> **To do**
Work out how many lines hold the string "this". Give that number and nothing more.

--- start of Data section ---

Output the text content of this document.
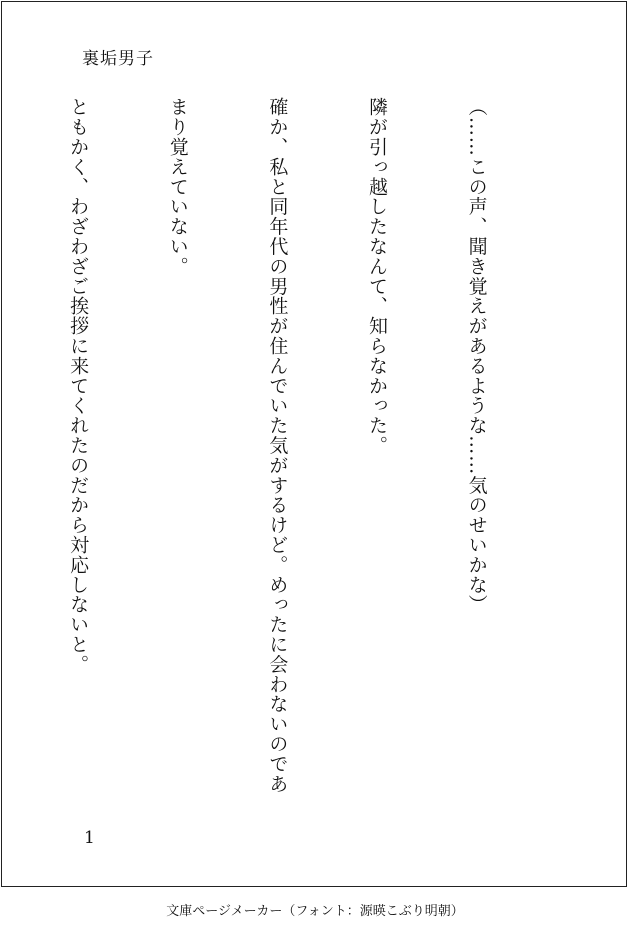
裏垢男子

（……この声、聞き覚えがあるような……気のせいかな）

隣が引っ越したなんて、知らなかった。

確か、私と同年代の男性が住んでいた気がするけど。めったに会わないのであ

まり覚えていない。

ともかく、わざわざご挨拶に来てくれたのだから対応しないと。

1
文庫ページメーカー（フォント：源暎こぶり明朝）
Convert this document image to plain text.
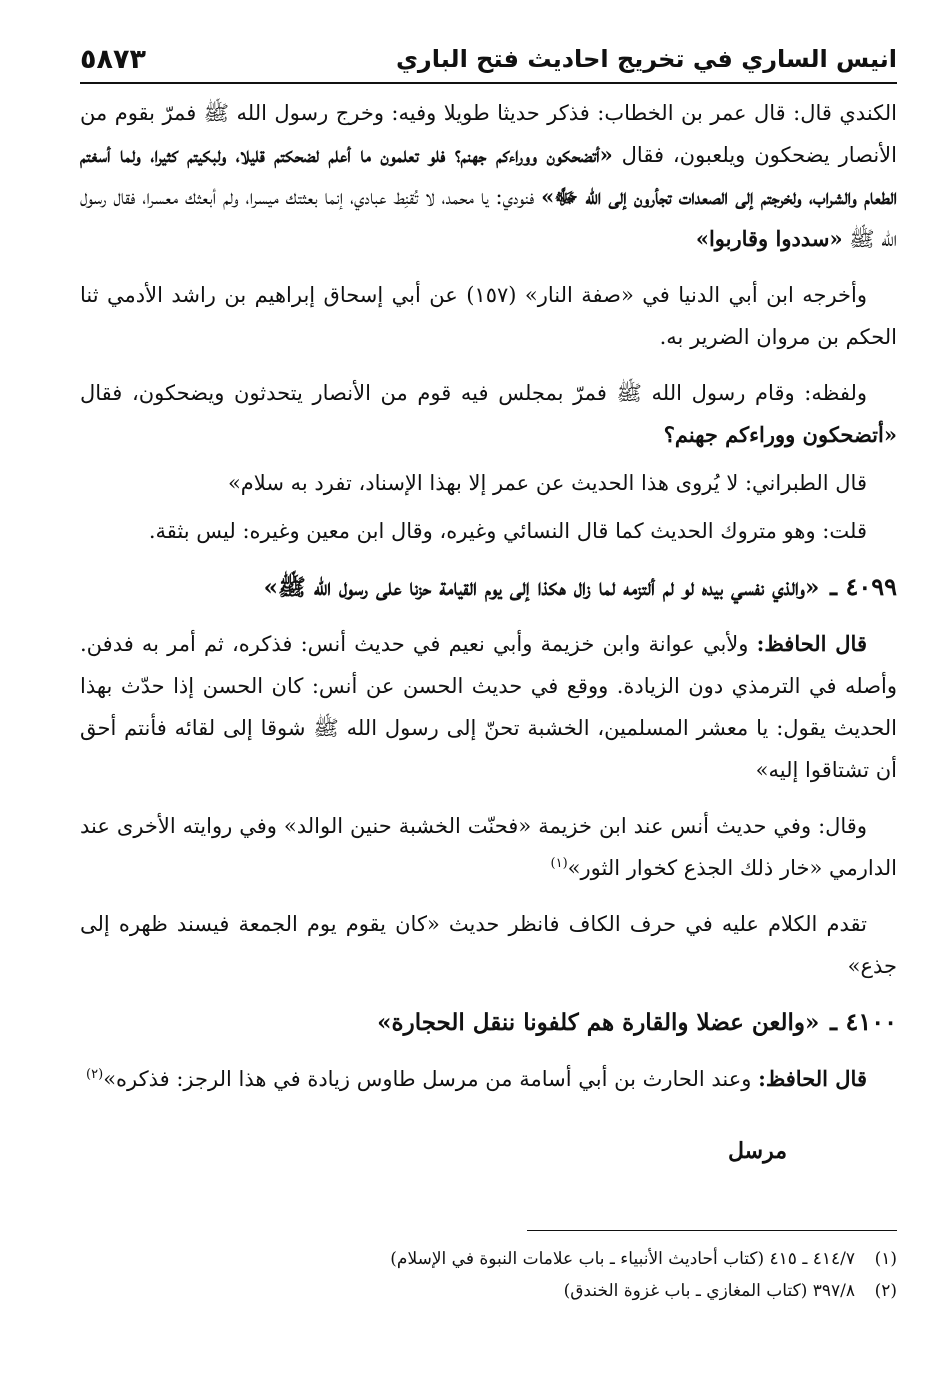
انيس الساري في تخريج احاديث فتح الباري
٥٨٧٣

الكندي قال: قال عمر بن الخطاب: فذكر حديثا طويلا وفيه: وخرج رسول الله ﷺ فمرّ بقوم من الأنصار يضحكون ويلعبون، فقال «أتضحكون ووراءكم جهنم؟ فلو تعلمون ما أعلم لضحكتم قليلا، ولبكيتم كثيرا، ولما أسغتم الطعام والشراب، ولخرجتم إلى الصعدات تجأرون إلى الله ﷻ» فنودي: يا محمد، لا تُقنِط عبادي، إنما بعثتك ميسرا، ولم أبعثك معسرا، فقال رسول الله ﷺ «سددوا وقاربوا»

وأخرجه ابن أبي الدنيا في «صفة النار» (١٥٧) عن أبي إسحاق إبراهيم بن راشد الأدمي ثنا الحكم بن مروان الضرير به.

ولفظه: وقام رسول الله ﷺ فمرّ بمجلس فيه قوم من الأنصار يتحدثون ويضحكون، فقال «أتضحكون ووراءكم جهنم؟

قال الطبراني: لا يُروى هذا الحديث عن عمر إلا بهذا الإسناد، تفرد به سلام»

قلت: وهو متروك الحديث كما قال النسائي وغيره، وقال ابن معين وغيره: ليس بثقة.

٤٠٩٩ ـ «والذي نفسي بيده لو لم ألتزمه لما زال هكذا إلى يوم القيامة حزنا على رسول الله ﷺ»

قال الحافظ: ولأبي عوانة وابن خزيمة وأبي نعيم في حديث أنس: فذكره، ثم أمر به فدفن. وأصله في الترمذي دون الزيادة. ووقع في حديث الحسن عن أنس: كان الحسن إذا حدّث بهذا الحديث يقول: يا معشر المسلمين، الخشبة تحنّ إلى رسول الله ﷺ شوقا إلى لقائه فأنتم أحق أن تشتاقوا إليه»

وقال: وفي حديث أنس عند ابن خزيمة «فحنّت الخشبة حنين الوالد» وفي روايته الأخرى عند الدارمي «خار ذلك الجذع كخوار الثور»$^{(١)}$

تقدم الكلام عليه في حرف الكاف فانظر حديث «كان يقوم يوم الجمعة فيسند ظهره إلى جذع»

٤١٠٠ ـ «والعن عضلا والقارة هم كلفونا ننقل الحجارة»

قال الحافظ: وعند الحارث بن أبي أسامة من مرسل طاوس زيادة في هذا الرجز: فذكره»$^{(٢)}$

مرسل
(١)٤١٤/٧ ـ ٤١٥ (كتاب أحاديث الأنبياء ـ باب علامات النبوة في الإسلام)
(٢)٣٩٧/٨ (كتاب المغازي ـ باب غزوة الخندق)
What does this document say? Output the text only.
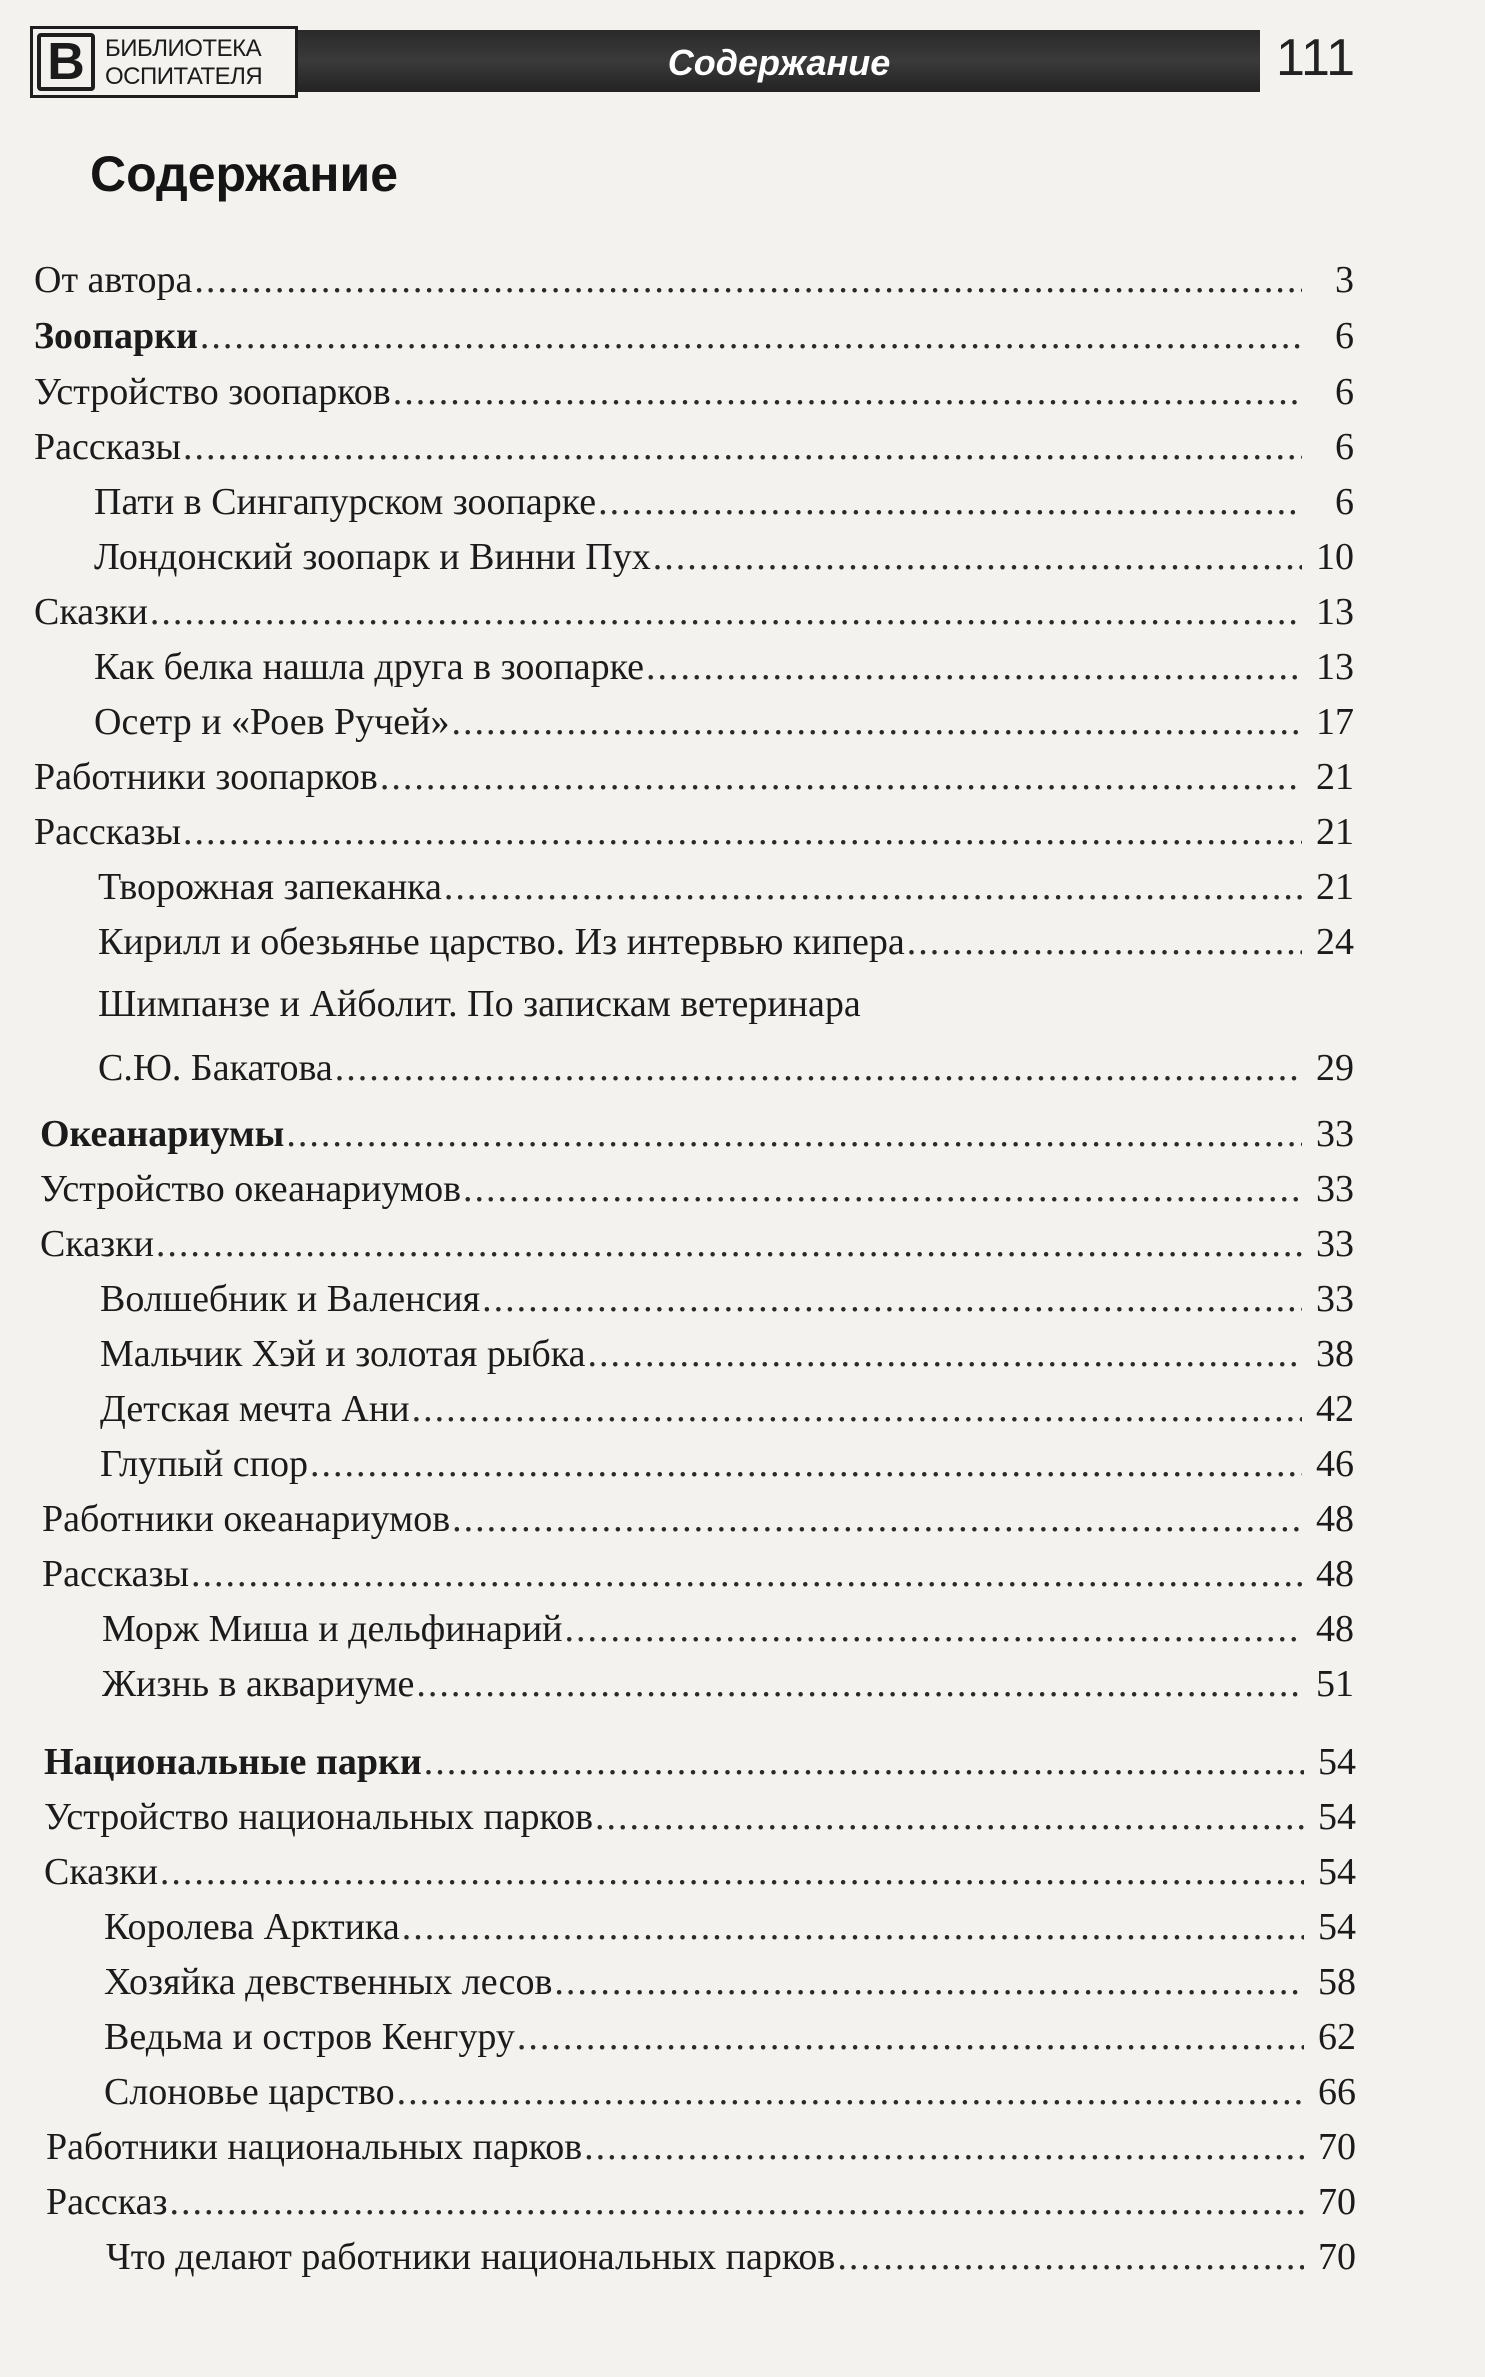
В БИБЛИОТЕКА
ОСПИТАТЕЛЯ	Содержание	111
Содержание
От автора .....	3
Зоопарки .....	6
Устройство зоопарков .....	6
Рассказы .....	6
Пати в Сингапурском зоопарке .....	6
Лондонский зоопарк и Винни Пух .....	10
Сказки .....	13
Как белка нашла друга в зоопарке .....	13
Осетр и «Роев Ручей» .....	17
Работники зоопарков .....	21
Рассказы .....	21
Творожная запеканка .....	21
Кирилл и обезьянье царство. Из интервью кипера .....	24
Шимпанзе и Айболит. По запискам ветеринара
С.Ю. Бакатова .....	29
Океанариумы .....	33
Устройство океанариумов .....	33
Сказки .....	33
Волшебник и Валенсия .....	33
Мальчик Хэй и золотая рыбка .....	38
Детская мечта Ани .....	42
Глупый спор .....	46
Работники океанариумов .....	48
Рассказы .....	48
Морж Миша и дельфинарий .....	48
Жизнь в аквариуме .....	51
Национальные парки .....	54
Устройство национальных парков .....	54
Сказки .....	54
Королева Арктика .....	54
Хозяйка девственных лесов .....	58
Ведьма и остров Кенгуру .....	62
Слоновье царство .....	66
Работники национальных парков .....	70
Рассказ .....	70
Что делают работники национальных парков .....	70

--- end of Data section ---

> **Complete response**
3